● Exercise
Copy all lines below containing "document".

● Material shown

━━━━━━━━━━━━━━━━

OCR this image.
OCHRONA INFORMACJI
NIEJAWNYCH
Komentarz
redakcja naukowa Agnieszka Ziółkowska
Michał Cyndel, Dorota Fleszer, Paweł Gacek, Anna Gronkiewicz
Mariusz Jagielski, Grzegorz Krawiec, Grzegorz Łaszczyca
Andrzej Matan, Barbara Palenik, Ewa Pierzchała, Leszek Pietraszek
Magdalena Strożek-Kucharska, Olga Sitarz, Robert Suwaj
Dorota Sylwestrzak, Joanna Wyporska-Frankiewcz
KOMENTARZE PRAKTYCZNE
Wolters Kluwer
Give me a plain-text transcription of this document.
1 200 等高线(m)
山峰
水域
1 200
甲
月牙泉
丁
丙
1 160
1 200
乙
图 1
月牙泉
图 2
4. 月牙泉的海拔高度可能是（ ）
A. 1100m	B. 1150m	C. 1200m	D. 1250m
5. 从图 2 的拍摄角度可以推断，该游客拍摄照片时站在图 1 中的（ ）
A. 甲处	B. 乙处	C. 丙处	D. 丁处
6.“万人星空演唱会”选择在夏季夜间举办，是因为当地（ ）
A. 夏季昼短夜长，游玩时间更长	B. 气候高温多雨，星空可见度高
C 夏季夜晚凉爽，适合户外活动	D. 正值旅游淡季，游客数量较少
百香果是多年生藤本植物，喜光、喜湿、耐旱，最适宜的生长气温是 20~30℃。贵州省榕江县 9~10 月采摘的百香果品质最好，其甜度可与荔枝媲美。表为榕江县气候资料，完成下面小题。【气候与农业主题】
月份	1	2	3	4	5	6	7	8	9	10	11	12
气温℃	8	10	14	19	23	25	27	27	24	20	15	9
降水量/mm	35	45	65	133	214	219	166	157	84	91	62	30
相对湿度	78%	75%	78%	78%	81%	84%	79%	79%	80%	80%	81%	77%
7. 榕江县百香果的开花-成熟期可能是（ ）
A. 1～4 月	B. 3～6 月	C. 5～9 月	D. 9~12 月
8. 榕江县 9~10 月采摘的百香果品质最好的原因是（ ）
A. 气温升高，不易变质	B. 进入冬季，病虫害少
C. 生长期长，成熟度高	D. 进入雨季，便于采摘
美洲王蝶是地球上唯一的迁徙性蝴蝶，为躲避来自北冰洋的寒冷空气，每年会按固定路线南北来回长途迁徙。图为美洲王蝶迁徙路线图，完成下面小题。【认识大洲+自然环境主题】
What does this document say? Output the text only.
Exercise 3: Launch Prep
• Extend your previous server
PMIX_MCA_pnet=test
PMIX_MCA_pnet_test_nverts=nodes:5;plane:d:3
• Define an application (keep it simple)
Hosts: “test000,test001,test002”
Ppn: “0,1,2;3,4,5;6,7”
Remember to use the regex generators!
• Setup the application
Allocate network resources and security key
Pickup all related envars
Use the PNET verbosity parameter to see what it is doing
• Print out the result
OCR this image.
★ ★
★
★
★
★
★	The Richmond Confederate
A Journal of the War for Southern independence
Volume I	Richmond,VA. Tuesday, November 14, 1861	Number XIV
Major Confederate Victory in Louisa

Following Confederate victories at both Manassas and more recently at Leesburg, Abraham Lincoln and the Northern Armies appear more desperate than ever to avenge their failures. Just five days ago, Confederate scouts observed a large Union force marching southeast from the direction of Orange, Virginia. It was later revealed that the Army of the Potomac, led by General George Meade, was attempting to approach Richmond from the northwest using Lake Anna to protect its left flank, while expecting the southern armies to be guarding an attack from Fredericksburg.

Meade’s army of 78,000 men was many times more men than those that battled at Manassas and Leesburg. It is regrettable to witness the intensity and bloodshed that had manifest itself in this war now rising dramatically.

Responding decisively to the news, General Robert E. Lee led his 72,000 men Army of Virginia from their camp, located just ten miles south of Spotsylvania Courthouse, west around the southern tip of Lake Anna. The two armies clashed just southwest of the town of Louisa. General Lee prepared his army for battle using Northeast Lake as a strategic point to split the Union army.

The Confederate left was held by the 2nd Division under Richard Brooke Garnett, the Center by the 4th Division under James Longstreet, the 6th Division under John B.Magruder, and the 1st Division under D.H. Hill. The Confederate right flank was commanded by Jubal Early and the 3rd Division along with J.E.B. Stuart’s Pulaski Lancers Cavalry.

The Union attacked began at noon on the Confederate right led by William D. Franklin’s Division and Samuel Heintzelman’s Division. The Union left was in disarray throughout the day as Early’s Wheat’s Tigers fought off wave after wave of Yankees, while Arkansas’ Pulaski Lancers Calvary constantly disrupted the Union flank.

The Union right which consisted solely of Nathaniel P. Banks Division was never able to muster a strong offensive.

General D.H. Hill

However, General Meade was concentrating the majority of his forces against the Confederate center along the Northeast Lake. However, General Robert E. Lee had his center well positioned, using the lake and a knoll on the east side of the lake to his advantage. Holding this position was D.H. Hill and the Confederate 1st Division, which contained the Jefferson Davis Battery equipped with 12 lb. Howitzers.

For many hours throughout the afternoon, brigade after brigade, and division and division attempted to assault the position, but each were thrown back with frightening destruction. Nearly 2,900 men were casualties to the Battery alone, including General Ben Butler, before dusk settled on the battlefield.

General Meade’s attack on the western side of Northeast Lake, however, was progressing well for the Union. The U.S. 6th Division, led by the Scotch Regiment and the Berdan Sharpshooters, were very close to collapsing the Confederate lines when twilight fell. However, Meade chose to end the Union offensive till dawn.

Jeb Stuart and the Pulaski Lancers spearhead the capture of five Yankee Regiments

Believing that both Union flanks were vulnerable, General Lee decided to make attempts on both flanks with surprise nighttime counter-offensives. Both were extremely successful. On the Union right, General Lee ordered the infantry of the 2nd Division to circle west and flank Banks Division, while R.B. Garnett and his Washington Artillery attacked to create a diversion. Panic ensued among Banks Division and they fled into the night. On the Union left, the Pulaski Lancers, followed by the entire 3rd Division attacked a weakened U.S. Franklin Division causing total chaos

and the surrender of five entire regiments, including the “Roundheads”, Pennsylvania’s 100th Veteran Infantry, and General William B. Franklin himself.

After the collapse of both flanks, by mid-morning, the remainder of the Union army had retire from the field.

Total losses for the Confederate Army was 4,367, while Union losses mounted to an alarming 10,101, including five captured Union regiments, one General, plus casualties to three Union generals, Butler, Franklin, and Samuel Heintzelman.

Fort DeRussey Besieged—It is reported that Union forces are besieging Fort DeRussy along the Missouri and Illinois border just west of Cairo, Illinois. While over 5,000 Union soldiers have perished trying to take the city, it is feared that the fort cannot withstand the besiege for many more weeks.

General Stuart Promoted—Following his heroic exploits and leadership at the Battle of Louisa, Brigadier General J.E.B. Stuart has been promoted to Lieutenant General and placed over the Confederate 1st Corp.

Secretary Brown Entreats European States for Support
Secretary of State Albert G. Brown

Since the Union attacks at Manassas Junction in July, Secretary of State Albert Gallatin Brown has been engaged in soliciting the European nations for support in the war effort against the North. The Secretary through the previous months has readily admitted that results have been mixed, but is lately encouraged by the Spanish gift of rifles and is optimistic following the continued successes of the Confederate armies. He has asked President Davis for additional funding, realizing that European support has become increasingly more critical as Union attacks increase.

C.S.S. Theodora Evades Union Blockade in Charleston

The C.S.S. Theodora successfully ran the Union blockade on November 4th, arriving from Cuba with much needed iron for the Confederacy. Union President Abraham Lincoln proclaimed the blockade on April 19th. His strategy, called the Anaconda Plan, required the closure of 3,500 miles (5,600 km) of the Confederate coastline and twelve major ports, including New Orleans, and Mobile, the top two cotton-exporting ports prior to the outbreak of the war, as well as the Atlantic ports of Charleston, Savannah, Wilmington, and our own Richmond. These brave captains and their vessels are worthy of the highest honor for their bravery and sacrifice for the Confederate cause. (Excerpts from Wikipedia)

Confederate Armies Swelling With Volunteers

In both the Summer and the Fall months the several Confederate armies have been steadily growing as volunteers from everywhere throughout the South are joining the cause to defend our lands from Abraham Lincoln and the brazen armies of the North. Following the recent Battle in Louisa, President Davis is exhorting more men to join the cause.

━━━━━━━━━━━━━━━━

● The completed task
Give me a plain-text transcription of this document.
What does this document say? Output the text only.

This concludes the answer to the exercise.